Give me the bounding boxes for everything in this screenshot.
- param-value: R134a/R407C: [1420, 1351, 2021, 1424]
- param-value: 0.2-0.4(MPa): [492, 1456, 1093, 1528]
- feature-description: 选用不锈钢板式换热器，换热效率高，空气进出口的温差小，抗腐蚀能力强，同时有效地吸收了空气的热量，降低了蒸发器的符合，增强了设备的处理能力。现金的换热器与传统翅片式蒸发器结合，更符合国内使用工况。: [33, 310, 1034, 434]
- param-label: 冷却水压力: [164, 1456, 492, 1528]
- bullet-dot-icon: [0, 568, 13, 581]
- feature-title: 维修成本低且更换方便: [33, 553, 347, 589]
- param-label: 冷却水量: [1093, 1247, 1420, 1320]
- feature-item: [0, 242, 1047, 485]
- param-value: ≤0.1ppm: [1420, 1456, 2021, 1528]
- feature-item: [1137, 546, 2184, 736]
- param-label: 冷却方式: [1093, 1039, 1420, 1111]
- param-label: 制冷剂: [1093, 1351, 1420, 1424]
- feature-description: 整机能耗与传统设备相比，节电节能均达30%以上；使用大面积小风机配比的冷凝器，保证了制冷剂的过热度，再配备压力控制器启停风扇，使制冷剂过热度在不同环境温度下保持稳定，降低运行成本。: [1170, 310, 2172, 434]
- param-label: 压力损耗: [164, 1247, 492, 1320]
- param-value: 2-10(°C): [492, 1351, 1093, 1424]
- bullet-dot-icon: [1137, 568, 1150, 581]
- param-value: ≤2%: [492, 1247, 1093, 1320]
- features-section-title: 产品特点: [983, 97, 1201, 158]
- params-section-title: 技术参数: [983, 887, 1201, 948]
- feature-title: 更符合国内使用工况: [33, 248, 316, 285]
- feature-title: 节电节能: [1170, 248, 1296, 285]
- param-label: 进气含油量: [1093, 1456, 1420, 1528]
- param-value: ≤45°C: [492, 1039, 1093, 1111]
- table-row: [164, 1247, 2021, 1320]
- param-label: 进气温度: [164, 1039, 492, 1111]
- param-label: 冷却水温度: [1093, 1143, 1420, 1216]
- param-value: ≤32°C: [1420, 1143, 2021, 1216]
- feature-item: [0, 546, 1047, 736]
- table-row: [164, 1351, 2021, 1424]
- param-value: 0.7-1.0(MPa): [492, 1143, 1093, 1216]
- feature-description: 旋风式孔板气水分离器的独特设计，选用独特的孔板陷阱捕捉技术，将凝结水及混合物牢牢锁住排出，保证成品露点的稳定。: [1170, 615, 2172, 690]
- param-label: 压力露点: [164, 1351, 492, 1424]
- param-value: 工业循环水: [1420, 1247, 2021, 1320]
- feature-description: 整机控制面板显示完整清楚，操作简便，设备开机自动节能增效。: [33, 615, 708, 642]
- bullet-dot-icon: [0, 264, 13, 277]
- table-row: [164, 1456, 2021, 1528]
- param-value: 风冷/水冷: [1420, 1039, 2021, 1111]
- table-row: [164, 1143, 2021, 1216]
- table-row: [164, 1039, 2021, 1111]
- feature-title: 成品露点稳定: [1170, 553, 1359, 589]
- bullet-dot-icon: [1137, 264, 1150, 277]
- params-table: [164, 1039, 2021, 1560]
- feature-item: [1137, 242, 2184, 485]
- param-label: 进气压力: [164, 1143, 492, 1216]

▬▬▬▬▬▬

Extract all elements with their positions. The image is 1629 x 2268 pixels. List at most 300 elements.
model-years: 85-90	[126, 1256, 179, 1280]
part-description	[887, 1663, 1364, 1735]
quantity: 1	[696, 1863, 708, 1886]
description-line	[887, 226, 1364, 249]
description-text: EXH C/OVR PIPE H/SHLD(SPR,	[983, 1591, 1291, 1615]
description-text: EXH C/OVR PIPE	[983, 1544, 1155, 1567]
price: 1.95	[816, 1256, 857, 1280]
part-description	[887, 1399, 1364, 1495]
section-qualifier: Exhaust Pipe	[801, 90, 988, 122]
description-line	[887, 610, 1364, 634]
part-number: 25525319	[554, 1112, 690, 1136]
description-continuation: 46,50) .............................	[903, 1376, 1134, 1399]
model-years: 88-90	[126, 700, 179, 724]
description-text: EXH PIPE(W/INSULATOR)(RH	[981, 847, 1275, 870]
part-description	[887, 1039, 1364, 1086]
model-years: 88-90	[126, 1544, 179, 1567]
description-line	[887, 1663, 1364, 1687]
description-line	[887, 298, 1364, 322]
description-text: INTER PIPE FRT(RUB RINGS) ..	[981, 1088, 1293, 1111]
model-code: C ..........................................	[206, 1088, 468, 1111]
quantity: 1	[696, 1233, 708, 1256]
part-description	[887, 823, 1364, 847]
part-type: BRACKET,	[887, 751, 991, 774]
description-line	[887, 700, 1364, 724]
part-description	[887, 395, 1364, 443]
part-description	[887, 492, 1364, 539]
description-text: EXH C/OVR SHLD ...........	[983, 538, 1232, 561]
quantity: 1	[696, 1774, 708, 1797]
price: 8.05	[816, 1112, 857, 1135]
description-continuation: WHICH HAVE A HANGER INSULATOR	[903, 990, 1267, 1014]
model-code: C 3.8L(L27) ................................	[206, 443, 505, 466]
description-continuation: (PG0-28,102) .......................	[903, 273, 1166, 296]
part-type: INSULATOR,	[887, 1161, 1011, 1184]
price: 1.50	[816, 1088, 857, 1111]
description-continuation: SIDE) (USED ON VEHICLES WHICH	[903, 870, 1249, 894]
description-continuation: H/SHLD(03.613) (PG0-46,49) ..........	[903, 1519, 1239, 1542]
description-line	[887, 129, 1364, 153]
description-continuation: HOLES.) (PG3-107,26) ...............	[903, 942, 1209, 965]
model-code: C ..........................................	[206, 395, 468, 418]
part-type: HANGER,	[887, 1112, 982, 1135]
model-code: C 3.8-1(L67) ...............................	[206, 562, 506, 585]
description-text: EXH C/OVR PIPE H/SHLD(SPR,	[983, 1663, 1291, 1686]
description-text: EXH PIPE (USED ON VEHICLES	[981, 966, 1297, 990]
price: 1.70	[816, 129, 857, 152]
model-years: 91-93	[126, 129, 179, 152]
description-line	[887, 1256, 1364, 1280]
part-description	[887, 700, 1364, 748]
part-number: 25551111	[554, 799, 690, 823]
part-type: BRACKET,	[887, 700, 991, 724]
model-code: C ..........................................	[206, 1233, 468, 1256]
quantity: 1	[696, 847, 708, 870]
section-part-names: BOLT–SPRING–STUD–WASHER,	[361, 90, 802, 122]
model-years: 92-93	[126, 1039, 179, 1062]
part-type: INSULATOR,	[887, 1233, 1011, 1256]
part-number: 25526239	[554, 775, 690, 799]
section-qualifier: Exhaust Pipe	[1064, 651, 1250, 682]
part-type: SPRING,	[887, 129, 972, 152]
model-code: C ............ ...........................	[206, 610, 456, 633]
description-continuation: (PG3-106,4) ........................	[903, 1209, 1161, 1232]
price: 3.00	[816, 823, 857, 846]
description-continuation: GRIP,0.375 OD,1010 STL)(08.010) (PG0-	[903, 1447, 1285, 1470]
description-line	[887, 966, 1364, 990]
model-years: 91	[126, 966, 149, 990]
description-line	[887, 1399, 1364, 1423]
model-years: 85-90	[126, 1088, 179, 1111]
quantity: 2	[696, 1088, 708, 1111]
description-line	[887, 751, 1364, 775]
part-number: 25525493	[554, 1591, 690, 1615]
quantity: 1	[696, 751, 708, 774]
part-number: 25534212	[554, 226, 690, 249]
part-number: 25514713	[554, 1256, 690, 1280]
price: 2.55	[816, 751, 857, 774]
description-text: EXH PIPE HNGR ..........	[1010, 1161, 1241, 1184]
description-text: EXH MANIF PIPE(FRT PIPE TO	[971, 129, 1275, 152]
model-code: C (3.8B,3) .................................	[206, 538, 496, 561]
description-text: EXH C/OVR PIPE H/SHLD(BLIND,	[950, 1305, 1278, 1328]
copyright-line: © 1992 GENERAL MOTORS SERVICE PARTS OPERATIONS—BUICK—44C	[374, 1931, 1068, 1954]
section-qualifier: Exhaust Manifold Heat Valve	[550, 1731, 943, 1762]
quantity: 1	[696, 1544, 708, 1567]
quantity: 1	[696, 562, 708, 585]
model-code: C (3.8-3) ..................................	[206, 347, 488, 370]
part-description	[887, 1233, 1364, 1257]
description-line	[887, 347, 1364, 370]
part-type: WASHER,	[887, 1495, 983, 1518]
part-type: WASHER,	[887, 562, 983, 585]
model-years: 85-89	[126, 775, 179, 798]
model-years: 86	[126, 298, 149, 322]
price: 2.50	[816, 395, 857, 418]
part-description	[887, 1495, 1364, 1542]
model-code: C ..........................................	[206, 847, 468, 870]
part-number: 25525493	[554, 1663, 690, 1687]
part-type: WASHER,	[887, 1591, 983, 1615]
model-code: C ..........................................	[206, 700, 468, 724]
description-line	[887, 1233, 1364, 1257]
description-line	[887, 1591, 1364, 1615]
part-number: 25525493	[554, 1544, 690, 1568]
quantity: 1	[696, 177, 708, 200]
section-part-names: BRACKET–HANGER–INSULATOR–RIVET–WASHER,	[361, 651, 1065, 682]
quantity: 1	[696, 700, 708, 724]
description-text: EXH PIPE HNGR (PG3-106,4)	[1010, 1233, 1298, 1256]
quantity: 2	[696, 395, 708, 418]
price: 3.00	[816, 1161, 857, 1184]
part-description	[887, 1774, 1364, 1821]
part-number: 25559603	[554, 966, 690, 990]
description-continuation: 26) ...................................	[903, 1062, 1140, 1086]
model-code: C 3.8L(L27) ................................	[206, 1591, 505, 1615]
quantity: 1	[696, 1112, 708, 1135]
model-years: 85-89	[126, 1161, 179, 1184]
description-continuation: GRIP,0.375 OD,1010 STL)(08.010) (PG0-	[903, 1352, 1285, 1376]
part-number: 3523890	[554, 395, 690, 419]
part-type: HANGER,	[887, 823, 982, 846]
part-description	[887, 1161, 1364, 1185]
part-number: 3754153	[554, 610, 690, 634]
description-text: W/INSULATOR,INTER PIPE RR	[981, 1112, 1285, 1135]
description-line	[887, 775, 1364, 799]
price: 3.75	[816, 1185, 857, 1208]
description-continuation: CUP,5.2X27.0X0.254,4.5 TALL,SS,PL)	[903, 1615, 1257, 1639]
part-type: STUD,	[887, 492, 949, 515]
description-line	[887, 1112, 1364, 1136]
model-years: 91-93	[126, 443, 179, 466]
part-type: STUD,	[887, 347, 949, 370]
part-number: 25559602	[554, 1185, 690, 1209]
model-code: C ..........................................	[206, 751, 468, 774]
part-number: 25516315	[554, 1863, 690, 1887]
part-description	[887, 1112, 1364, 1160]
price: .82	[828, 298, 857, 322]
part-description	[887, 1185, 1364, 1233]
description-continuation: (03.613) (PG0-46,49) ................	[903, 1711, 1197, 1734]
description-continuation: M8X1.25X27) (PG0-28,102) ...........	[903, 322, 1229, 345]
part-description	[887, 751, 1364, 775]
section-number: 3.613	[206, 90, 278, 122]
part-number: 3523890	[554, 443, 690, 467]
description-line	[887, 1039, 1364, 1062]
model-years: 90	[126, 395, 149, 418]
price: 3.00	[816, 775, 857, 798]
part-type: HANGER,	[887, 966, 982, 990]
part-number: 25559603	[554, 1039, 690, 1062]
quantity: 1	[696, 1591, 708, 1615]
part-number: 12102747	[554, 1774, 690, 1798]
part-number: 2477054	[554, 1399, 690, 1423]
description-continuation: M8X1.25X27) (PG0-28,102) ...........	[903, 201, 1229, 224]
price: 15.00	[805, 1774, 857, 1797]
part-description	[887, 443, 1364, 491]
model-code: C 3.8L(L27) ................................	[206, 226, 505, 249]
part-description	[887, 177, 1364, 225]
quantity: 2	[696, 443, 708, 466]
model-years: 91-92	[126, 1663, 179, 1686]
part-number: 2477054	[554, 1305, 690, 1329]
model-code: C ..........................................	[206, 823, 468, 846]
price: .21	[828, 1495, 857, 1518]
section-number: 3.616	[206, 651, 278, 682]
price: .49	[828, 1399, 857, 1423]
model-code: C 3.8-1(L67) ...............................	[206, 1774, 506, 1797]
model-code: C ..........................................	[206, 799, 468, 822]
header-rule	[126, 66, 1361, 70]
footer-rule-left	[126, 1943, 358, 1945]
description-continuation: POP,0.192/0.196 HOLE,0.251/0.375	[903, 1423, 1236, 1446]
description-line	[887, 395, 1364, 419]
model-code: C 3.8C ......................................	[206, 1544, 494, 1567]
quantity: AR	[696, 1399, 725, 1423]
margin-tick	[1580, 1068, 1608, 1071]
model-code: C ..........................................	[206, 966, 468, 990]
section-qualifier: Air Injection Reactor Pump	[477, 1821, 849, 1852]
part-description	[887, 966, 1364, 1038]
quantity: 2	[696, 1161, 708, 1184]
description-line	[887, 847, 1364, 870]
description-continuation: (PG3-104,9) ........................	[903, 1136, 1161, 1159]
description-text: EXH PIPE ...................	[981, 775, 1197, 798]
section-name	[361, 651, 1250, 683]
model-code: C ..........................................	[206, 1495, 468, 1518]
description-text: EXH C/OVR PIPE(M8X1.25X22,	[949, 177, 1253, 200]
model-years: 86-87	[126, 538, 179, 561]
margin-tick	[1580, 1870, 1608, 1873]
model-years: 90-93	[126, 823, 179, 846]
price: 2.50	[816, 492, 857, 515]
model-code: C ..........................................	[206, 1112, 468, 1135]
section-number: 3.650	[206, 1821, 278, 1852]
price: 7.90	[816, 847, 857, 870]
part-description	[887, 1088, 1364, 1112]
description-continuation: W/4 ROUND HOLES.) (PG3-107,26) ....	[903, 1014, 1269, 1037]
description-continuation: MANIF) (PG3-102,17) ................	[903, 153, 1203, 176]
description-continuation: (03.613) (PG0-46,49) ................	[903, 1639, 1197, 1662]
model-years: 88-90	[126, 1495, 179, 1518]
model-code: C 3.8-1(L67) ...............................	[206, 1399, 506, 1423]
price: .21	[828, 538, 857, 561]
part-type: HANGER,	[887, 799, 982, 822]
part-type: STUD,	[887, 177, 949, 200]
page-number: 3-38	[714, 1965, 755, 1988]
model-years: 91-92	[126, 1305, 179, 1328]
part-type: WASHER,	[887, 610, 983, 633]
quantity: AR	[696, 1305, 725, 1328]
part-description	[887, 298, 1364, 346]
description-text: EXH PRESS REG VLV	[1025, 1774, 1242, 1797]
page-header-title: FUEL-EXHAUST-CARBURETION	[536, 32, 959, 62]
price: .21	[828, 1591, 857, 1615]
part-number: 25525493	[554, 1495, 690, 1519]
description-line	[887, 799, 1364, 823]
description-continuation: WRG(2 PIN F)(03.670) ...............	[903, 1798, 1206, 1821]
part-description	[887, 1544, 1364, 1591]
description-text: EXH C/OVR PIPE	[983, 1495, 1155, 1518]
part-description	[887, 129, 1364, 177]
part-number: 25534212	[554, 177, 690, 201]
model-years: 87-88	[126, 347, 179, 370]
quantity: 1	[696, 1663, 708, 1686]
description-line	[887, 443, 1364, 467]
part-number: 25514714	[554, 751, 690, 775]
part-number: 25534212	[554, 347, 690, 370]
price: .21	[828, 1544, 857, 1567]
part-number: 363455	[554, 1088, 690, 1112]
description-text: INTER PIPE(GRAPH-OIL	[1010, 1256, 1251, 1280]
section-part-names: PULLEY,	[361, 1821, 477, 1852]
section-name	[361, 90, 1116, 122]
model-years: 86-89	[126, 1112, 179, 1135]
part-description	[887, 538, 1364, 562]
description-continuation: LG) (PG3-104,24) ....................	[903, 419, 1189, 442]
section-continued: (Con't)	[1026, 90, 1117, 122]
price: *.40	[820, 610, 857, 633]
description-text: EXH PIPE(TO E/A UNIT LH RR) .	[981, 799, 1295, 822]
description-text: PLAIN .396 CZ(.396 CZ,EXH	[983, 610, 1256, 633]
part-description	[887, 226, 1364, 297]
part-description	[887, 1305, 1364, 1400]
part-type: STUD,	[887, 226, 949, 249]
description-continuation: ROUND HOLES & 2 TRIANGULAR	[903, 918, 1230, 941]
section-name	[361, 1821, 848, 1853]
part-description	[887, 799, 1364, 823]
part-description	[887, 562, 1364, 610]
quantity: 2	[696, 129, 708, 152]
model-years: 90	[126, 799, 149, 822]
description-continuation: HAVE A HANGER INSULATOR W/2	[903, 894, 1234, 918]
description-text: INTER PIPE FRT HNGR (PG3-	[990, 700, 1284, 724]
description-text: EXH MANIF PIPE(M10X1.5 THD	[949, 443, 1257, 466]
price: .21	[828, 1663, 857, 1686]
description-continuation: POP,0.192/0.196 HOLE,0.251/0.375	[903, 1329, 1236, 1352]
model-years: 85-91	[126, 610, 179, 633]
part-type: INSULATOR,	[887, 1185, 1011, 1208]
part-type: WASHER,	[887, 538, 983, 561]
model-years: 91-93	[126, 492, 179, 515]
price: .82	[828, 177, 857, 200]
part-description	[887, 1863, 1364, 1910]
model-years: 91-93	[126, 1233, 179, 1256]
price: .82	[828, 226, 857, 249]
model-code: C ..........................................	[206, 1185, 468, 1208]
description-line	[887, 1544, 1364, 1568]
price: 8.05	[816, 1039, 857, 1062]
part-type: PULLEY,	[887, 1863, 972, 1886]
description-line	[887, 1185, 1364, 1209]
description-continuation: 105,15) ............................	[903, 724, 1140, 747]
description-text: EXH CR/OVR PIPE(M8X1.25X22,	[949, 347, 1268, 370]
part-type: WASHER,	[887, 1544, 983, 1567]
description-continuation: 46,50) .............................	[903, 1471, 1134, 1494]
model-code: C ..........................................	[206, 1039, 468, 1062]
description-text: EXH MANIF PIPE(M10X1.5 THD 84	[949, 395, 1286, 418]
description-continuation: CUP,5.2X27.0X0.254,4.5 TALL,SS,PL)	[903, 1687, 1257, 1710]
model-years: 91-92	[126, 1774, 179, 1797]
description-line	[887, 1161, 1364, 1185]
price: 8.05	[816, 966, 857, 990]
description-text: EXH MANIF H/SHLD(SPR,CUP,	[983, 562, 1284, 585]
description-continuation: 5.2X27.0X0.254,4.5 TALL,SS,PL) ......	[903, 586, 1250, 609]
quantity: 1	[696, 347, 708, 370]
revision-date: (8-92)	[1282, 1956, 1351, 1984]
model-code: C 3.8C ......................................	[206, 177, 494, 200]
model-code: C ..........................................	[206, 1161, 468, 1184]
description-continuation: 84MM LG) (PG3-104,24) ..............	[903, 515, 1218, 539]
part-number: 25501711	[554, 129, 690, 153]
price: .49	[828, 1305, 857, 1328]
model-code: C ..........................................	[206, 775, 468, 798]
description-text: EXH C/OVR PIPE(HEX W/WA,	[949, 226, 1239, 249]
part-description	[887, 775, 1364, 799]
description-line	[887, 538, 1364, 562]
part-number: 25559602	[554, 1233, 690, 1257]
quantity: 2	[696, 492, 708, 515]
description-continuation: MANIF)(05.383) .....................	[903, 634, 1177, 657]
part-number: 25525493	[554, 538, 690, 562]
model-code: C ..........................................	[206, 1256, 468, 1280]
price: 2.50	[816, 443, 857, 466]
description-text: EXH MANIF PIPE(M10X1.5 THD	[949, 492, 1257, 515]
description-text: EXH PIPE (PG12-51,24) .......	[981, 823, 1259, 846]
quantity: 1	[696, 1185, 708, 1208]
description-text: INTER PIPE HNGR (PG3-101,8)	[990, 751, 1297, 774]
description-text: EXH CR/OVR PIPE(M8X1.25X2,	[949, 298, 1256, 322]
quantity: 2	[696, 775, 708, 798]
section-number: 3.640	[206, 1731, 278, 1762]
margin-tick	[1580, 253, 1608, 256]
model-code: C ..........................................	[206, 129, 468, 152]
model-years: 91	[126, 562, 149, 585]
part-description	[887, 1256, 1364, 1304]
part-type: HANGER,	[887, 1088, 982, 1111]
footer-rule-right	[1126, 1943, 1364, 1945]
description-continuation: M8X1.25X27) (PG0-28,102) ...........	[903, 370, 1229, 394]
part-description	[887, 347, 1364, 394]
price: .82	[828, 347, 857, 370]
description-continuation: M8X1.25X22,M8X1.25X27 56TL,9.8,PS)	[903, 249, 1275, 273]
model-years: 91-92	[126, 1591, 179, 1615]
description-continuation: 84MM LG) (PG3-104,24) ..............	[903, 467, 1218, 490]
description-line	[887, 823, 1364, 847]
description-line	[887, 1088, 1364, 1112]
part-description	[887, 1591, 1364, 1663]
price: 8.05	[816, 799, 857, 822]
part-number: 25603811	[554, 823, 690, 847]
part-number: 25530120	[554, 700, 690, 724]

▬▬▬▬▬▬

▸ **EXERCISE INSTRUCTIONS**
Take the listing lines from the one containing "Give me the" down to the one containing "310, 1034, 434]" and write them out again, switching "bounding boxes" to "coordinates" and leaving everything else as it is.

▸ **TASK OUTPUT**
Give me the coordinates for everything in this screenshot.
- param-value: R134a/R407C: [1420, 1351, 2021, 1424]
- param-value: 0.2-0.4(MPa): [492, 1456, 1093, 1528]
- feature-description: 选用不锈钢板式换热器，换热效率高，空气进出口的温差小，抗腐蚀能力强，同时有效地吸收了空气的热量，降低了蒸发器的符合，增强了设备的处理能力。现金的换热器与传统翅片式蒸发器结合，更符合国内使用工况。: [33, 310, 1034, 434]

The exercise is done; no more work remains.